* [To do]
1) In the pip discussion, where does the writer say a project's dependencies belong when developing a package?
2) Duplicate the stretch of the pip discussion from "danielefundaro commented 4" through "recover, for me.".

* [Text extract]

********

That's the thing with low-level tools like pip, you can't make any assumptions about how people use them.

some "project" level facilities, but not quite enough to be useful.

Fair point, and while I don't personally want to add more project-level facilities, I'm not going to block them if someone does. I will, however, fight hard against any suggestion that pip "bless" any particular usage as the "correct" one, with the intention of desupporting or deprecating other workflows.

danielefundaro commented 4 years ago

@groodt honestly, I've never used pip-tools, because I've always been more or less comfortable with other tools. This obviously does not exclude that I cannot learn other tools, of course.

Agreed. For me, the feature is useful for the purpose of rebuilding a description of "what the project depends on". If I were developing a package, that should be in install_requires. If I'm developing an application, it's in a (manually maintained) requirements.txt (or a requirements.in in a pip-tools world). But if I'm doing an adhoc analysis of some data, or writing a script to automate/integrate some tools, or something like that, then it's only really captured in "the virtual environment I used while developing". That's what pip freeze --min would recover, for me.

********

* [Provided material]
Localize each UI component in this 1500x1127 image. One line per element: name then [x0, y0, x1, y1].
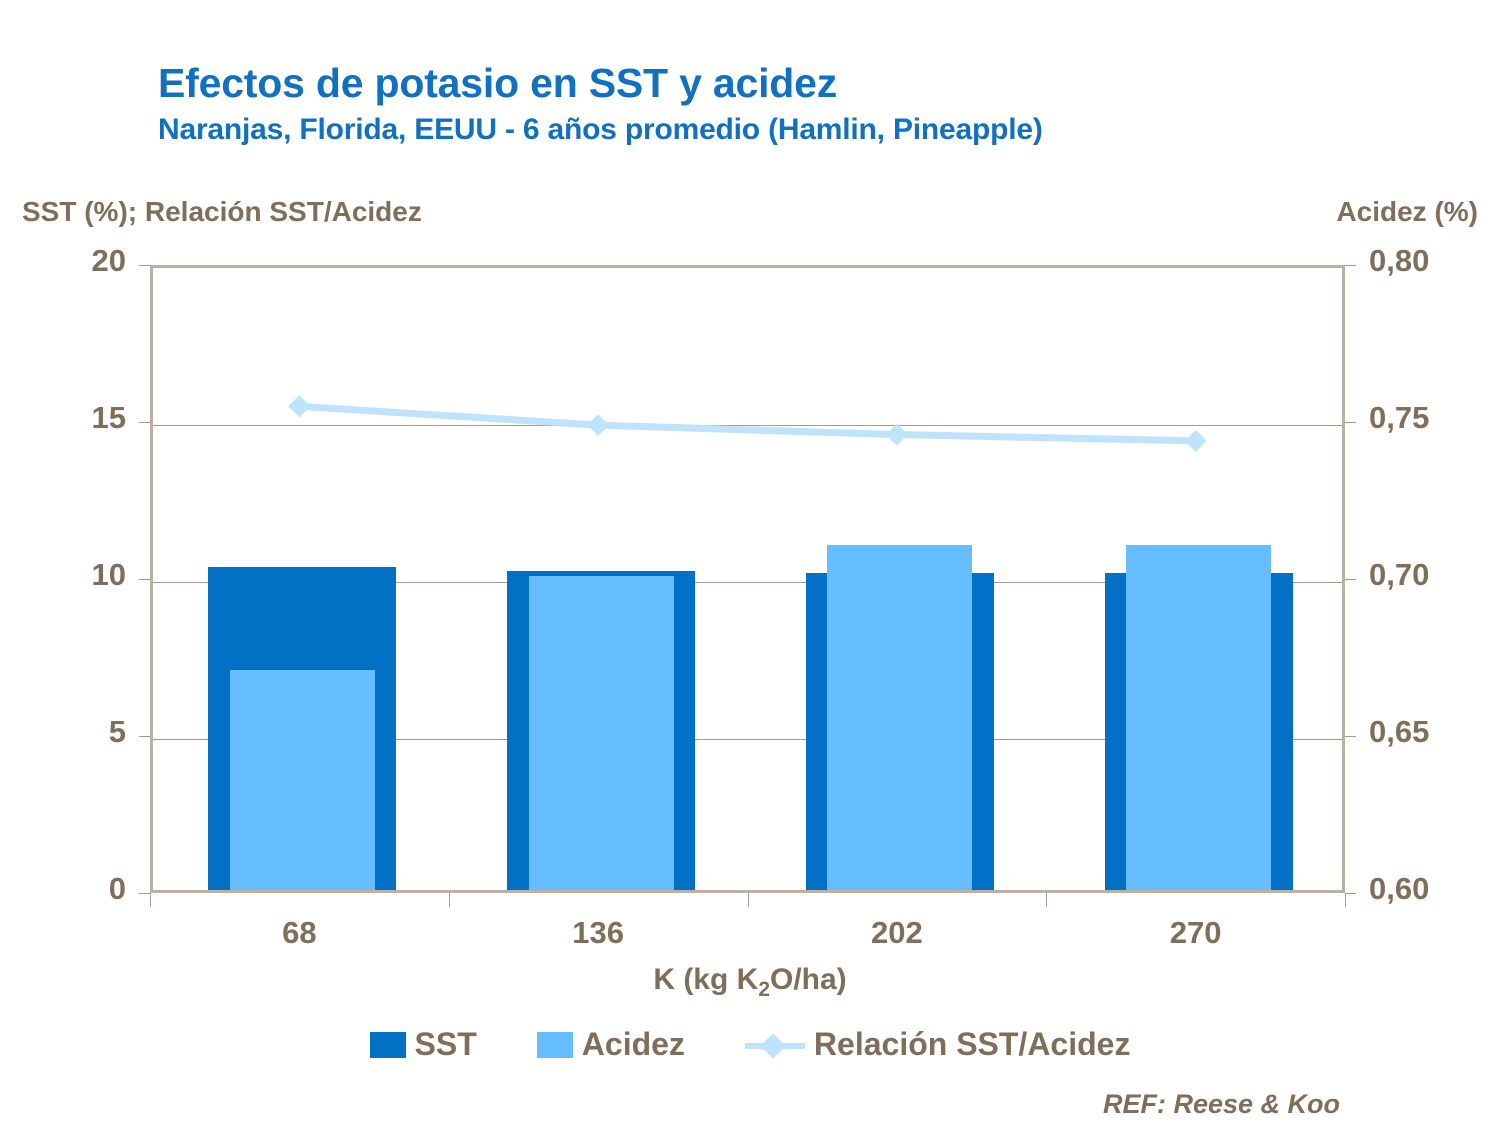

********

* [Answers provided]
1) In install_requires.

2)
danielefundaro commented 4 years ago

@groodt honestly, I've never used pip-tools, because I've always been more or less comfortable with other tools. This obviously does not exclude that I cannot learn other tools, of course.

Agreed. For me, the feature is useful for the purpose of rebuilding a description of "what the project depends on". If I were developing a package, that should be in install_requires. If I'm developing an application, it's in a (manually maintained) requirements.txt (or a requirements.in in a pip-tools world). But if I'm doing an adhoc analysis of some data, or writing a script to automate/integrate some tools, or something like that, then it's only really captured in "the virtual environment I used while developing". That's what pip freeze --min would recover, for me.